**EXTRACTED TEXT:**
>> BEGIN

At sentencing, the district court treated the 2007 conviction as a felony,
which yielded three additional criminal history points and two additional criminal
history points because Norwood was still on parole at the time he committed the
instant federal offense. U.S.S.G. § 4A1.1(a), (d). Based on a Criminal History
Category VI, the district court sentenced Norwood to 72 months of imprisonment.
Norwood appeals the district court’s calculation of his criminal history
points. The government cross-appeals the district court’s dismissal of the
Information and its attendant failure to apply the ten-year mandatory minimum
sentence. We have jurisdiction under 28 U.S.C. § 1291 and 18 U.S.C. § 3742(a),
(b). We affirm in part and reverse in part.

>> END

**GIVEN MATERIAL:**
>> BEGIN

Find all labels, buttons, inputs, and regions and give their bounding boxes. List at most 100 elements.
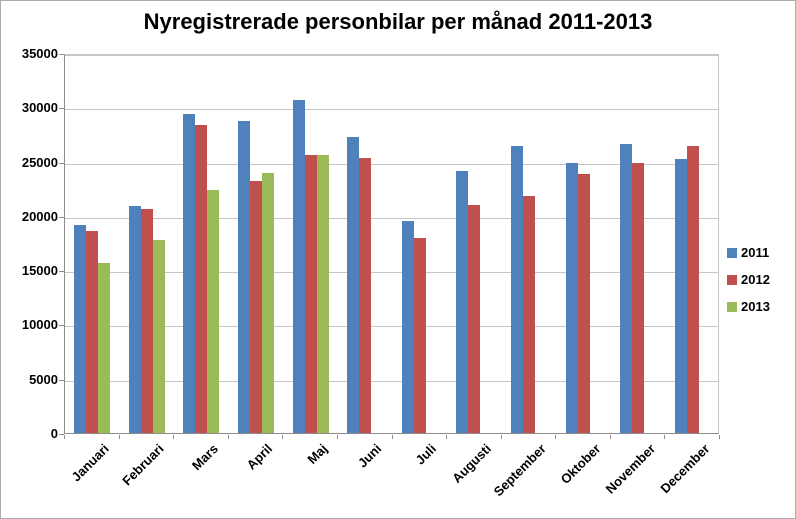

>> END

**WORK TO COMPLETE:** Please write out the passage on Norwood's sentencing above word for word, between "Norwood appeals the" and "reverse in part.", inclusive.

**COMPLETE OUTPUT:**
Norwood appeals the district court’s calculation of his criminal history
points. The government cross-appeals the district court’s dismissal of the
Information and its attendant failure to apply the ten-year mandatory minimum
sentence. We have jurisdiction under 28 U.S.C. § 1291 and 18 U.S.C. § 3742(a),
(b). We affirm in part and reverse in part.